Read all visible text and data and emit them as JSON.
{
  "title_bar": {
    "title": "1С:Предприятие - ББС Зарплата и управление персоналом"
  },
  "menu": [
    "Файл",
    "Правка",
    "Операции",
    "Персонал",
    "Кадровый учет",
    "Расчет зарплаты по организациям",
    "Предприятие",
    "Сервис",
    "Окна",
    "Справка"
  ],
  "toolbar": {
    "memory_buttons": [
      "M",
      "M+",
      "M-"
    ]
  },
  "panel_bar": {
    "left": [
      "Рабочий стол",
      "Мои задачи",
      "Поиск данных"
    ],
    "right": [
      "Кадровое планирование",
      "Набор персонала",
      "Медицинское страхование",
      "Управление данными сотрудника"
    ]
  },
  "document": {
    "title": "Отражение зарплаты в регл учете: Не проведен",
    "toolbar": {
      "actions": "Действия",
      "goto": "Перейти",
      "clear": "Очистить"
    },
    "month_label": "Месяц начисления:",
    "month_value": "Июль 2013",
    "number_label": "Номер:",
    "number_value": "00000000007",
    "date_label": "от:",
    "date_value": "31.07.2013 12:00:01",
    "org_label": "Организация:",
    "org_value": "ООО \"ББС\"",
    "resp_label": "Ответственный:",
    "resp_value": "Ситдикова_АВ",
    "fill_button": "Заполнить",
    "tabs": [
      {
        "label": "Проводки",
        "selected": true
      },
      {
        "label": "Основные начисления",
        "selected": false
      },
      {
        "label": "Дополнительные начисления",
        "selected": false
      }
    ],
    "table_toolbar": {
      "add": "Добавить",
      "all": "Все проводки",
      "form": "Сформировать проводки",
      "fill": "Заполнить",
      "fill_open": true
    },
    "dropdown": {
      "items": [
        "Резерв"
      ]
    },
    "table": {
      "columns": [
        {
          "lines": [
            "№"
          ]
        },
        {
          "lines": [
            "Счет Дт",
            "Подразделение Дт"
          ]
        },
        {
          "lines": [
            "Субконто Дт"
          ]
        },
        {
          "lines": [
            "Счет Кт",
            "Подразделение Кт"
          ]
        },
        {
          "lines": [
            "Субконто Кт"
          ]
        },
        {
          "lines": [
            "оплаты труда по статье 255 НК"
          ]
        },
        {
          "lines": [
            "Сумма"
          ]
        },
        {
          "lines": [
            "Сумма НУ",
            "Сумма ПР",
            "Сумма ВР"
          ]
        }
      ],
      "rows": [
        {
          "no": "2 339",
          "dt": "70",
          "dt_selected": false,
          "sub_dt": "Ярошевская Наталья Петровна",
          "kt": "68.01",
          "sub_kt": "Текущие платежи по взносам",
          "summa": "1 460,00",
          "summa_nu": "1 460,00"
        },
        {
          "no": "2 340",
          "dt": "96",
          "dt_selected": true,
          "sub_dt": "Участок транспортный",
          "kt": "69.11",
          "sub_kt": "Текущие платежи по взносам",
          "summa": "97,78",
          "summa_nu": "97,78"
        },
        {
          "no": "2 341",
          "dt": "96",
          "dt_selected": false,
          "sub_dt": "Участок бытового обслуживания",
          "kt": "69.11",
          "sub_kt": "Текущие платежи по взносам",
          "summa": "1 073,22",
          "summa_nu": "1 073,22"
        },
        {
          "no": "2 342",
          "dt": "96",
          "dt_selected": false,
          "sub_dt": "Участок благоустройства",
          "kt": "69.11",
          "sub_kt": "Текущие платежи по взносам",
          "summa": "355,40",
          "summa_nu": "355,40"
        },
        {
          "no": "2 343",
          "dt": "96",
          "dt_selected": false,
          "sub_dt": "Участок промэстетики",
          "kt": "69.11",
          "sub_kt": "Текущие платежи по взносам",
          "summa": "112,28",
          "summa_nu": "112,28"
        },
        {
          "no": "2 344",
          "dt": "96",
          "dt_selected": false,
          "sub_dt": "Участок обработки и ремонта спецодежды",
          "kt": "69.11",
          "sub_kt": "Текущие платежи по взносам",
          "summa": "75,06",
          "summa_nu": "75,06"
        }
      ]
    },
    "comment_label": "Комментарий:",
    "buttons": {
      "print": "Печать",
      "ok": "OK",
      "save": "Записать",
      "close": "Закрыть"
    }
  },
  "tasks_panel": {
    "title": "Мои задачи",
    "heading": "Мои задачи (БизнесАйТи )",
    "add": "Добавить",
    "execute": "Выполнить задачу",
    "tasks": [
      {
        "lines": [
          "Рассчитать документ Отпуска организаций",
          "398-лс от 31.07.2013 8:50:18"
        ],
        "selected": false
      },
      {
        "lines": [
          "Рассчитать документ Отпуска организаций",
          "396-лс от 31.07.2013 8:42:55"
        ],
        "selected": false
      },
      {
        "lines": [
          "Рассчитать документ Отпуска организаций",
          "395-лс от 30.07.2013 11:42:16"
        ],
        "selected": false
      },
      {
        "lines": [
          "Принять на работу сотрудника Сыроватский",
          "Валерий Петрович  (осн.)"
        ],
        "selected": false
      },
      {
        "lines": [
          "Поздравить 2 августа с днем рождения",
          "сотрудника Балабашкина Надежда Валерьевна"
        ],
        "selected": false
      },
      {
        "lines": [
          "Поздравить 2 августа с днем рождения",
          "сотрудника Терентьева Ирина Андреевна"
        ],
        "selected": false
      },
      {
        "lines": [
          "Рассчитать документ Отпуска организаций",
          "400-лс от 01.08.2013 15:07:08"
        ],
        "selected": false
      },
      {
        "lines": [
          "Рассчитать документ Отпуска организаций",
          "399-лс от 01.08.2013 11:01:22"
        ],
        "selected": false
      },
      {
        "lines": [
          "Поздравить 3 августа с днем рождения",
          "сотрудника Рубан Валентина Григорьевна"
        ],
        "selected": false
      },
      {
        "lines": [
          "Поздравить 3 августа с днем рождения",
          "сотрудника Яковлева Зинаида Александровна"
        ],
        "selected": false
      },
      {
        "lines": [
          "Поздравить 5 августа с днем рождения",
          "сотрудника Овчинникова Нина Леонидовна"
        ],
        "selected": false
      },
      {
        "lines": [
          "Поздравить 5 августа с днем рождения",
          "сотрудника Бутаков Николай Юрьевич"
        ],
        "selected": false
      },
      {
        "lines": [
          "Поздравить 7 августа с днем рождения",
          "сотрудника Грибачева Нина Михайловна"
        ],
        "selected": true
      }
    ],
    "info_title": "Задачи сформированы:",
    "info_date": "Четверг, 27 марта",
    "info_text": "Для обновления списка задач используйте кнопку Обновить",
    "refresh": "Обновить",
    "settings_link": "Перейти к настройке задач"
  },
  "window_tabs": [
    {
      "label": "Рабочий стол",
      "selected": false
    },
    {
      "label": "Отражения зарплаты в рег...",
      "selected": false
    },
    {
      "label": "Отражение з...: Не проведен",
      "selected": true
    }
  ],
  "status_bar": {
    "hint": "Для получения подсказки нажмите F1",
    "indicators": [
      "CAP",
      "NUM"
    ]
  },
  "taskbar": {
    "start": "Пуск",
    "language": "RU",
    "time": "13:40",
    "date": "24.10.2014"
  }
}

::::

EXERCISE TASK:
Each line above is to be repeated exactly.

ANSWER TO THIS PROBLEM:
Read all visible text and data and emit them as JSON.
{
  "title_bar": {
    "title": "1С:Предприятие - ББС Зарплата и управление персоналом"
  },
  "menu": [
    "Файл",
    "Правка",
    "Операции",
    "Персонал",
    "Кадровый учет",
    "Расчет зарплаты по организациям",
    "Предприятие",
    "Сервис",
    "Окна",
    "Справка"
  ],
  "toolbar": {
    "memory_buttons": [
      "M",
      "M+",
      "M-"
    ]
  },
  "panel_bar": {
    "left": [
      "Рабочий стол",
      "Мои задачи",
      "Поиск данных"
    ],
    "right": [
      "Кадровое планирование",
      "Набор персонала",
      "Медицинское страхование",
      "Управление данными сотрудника"
    ]
  },
  "document": {
    "title": "Отражение зарплаты в регл учете: Не проведен",
    "toolbar": {
      "actions": "Действия",
      "goto": "Перейти",
      "clear": "Очистить"
    },
    "month_label": "Месяц начисления:",
    "month_value": "Июль 2013",
    "number_label": "Номер:",
    "number_value": "00000000007",
    "date_label": "от:",
    "date_value": "31.07.2013 12:00:01",
    "org_label": "Организация:",
    "org_value": "ООО \"ББС\"",
    "resp_label": "Ответственный:",
    "resp_value": "Ситдикова_АВ",
    "fill_button": "Заполнить",
    "tabs": [
      {
        "label": "Проводки",
        "selected": true
      },
      {
        "label": "Основные начисления",
        "selected": false
      },
      {
        "label": "Дополнительные начисления",
        "selected": false
      }
    ],
    "table_toolbar": {
      "add": "Добавить",
      "all": "Все проводки",
      "form": "Сформировать проводки",
      "fill": "Заполнить",
      "fill_open": true
    },
    "dropdown": {
      "items": [
        "Резерв"
      ]
    },
    "table": {
      "columns": [
        {
          "lines": [
            "№"
          ]
        },
        {
          "lines": [
            "Счет Дт",
            "Подразделение Дт"
          ]
        },
        {
          "lines": [
            "Субконто Дт"
          ]
        },
        {
          "lines": [
            "Счет Кт",
            "Подразделение Кт"
          ]
        },
        {
          "lines": [
            "Субконто Кт"
          ]
        },
        {
          "lines": [
            "оплаты труда по статье 255 НК"
          ]
        },
        {
          "lines": [
            "Сумма"
          ]
        },
        {
          "lines": [
            "Сумма НУ",
            "Сумма ПР",
            "Сумма ВР"
          ]
        }
      ],
      "rows": [
        {
          "no": "2 339",
          "dt": "70",
          "dt_selected": false,
          "sub_dt": "Ярошевская Наталья Петровна",
          "kt": "68.01",
          "sub_kt": "Текущие платежи по взносам",
          "summa": "1 460,00",
          "summa_nu": "1 460,00"
        },
        {
          "no": "2 340",
          "dt": "96",
          "dt_selected": true,
          "sub_dt": "Участок транспортный",
          "kt": "69.11",
          "sub_kt": "Текущие платежи по взносам",
          "summa": "97,78",
          "summa_nu": "97,78"
        },
        {
          "no": "2 341",
          "dt": "96",
          "dt_selected": false,
          "sub_dt": "Участок бытового обслуживания",
          "kt": "69.11",
          "sub_kt": "Текущие платежи по взносам",
          "summa": "1 073,22",
          "summa_nu": "1 073,22"
        },
        {
          "no": "2 342",
          "dt": "96",
          "dt_selected": false,
          "sub_dt": "Участок благоустройства",
          "kt": "69.11",
          "sub_kt": "Текущие платежи по взносам",
          "summa": "355,40",
          "summa_nu": "355,40"
        },
        {
          "no": "2 343",
          "dt": "96",
          "dt_selected": false,
          "sub_dt": "Участок промэстетики",
          "kt": "69.11",
          "sub_kt": "Текущие платежи по взносам",
          "summa": "112,28",
          "summa_nu": "112,28"
        },
        {
          "no": "2 344",
          "dt": "96",
          "dt_selected": false,
          "sub_dt": "Участок обработки и ремонта спецодежды",
          "kt": "69.11",
          "sub_kt": "Текущие платежи по взносам",
          "summa": "75,06",
          "summa_nu": "75,06"
        }
      ]
    },
    "comment_label": "Комментарий:",
    "buttons": {
      "print": "Печать",
      "ok": "OK",
      "save": "Записать",
      "close": "Закрыть"
    }
  },
  "tasks_panel": {
    "title": "Мои задачи",
    "heading": "Мои задачи (БизнесАйТи )",
    "add": "Добавить",
    "execute": "Выполнить задачу",
    "tasks": [
      {
        "lines": [
          "Рассчитать документ Отпуска организаций",
          "398-лс от 31.07.2013 8:50:18"
        ],
        "selected": false
      },
      {
        "lines": [
          "Рассчитать документ Отпуска организаций",
          "396-лс от 31.07.2013 8:42:55"
        ],
        "selected": false
      },
      {
        "lines": [
          "Рассчитать документ Отпуска организаций",
          "395-лс от 30.07.2013 11:42:16"
        ],
        "selected": false
      },
      {
        "lines": [
          "Принять на работу сотрудника Сыроватский",
          "Валерий Петрович  (осн.)"
        ],
        "selected": false
      },
      {
        "lines": [
          "Поздравить 2 августа с днем рождения",
          "сотрудника Балабашкина Надежда Валерьевна"
        ],
        "selected": false
      },
      {
        "lines": [
          "Поздравить 2 августа с днем рождения",
          "сотрудника Терентьева Ирина Андреевна"
        ],
        "selected": false
      },
      {
        "lines": [
          "Рассчитать документ Отпуска организаций",
          "400-лс от 01.08.2013 15:07:08"
        ],
        "selected": false
      },
      {
        "lines": [
          "Рассчитать документ Отпуска организаций",
          "399-лс от 01.08.2013 11:01:22"
        ],
        "selected": false
      },
      {
        "lines": [
          "Поздравить 3 августа с днем рождения",
          "сотрудника Рубан Валентина Григорьевна"
        ],
        "selected": false
      },
      {
        "lines": [
          "Поздравить 3 августа с днем рождения",
          "сотрудника Яковлева Зинаида Александровна"
        ],
        "selected": false
      },
      {
        "lines": [
          "Поздравить 5 августа с днем рождения",
          "сотрудника Овчинникова Нина Леонидовна"
        ],
        "selected": false
      },
      {
        "lines": [
          "Поздравить 5 августа с днем рождения",
          "сотрудника Бутаков Николай Юрьевич"
        ],
        "selected": false
      },
      {
        "lines": [
          "Поздравить 7 августа с днем рождения",
          "сотрудника Грибачева Нина Михайловна"
        ],
        "selected": true
      }
    ],
    "info_title": "Задачи сформированы:",
    "info_date": "Четверг, 27 марта",
    "info_text": "Для обновления списка задач используйте кнопку Обновить",
    "refresh": "Обновить",
    "settings_link": "Перейти к настройке задач"
  },
  "window_tabs": [
    {
      "label": "Рабочий стол",
      "selected": false
    },
    {
      "label": "Отражения зарплаты в рег...",
      "selected": false
    },
    {
      "label": "Отражение з...: Не проведен",
      "selected": true
    }
  ],
  "status_bar": {
    "hint": "Для получения подсказки нажмите F1",
    "indicators": [
      "CAP",
      "NUM"
    ]
  },
  "taskbar": {
    "start": "Пуск",
    "language": "RU",
    "time": "13:40",
    "date": "24.10.2014"
  }
}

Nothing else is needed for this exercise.